= Short exercise =
Do any lines in the data below contain "Fleckchen"? If so, copy every one of them.

= Exercise input =
───

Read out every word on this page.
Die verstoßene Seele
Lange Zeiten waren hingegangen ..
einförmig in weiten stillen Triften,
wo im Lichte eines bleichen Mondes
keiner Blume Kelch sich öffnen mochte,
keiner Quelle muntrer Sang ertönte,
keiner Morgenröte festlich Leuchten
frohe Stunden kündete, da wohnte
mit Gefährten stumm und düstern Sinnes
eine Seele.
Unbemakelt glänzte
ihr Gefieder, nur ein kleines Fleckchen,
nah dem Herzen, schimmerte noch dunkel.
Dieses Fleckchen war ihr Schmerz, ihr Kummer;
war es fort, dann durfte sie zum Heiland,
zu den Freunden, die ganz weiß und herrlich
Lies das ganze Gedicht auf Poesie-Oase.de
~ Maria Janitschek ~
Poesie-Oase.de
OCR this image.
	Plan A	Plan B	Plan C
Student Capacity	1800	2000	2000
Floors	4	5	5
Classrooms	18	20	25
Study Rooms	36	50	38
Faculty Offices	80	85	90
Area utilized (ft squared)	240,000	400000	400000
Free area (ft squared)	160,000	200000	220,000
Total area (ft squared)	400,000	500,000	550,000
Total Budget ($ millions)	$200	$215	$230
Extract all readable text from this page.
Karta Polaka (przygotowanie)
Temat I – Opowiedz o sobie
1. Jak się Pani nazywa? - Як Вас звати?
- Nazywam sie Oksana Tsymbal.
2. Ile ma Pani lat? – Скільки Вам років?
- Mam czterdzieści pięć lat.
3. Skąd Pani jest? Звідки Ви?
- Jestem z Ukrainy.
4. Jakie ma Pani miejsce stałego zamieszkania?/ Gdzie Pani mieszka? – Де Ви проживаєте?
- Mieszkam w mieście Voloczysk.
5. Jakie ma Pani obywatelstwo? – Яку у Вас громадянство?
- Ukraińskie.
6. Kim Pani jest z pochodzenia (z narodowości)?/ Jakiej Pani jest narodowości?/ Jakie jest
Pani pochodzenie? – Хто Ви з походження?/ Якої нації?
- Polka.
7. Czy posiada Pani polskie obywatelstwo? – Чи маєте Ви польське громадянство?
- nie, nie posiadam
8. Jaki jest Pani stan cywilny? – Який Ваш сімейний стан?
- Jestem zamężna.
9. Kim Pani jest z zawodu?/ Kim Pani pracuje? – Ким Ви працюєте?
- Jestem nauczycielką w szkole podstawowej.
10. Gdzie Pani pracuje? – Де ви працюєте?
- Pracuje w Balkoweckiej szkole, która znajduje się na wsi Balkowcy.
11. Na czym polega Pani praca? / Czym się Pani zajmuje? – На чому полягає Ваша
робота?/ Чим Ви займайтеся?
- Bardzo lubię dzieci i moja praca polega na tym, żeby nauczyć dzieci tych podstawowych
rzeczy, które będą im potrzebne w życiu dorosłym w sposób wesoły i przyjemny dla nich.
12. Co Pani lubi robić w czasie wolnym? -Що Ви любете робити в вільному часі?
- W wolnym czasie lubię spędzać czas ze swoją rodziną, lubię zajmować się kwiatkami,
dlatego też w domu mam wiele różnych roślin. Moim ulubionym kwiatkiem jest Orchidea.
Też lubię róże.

───

= Response for this exercise =
ihr Gefieder, nur ein kleines Fleckchen,
Dieses Fleckchen war ihr Schmerz, ihr Kummer;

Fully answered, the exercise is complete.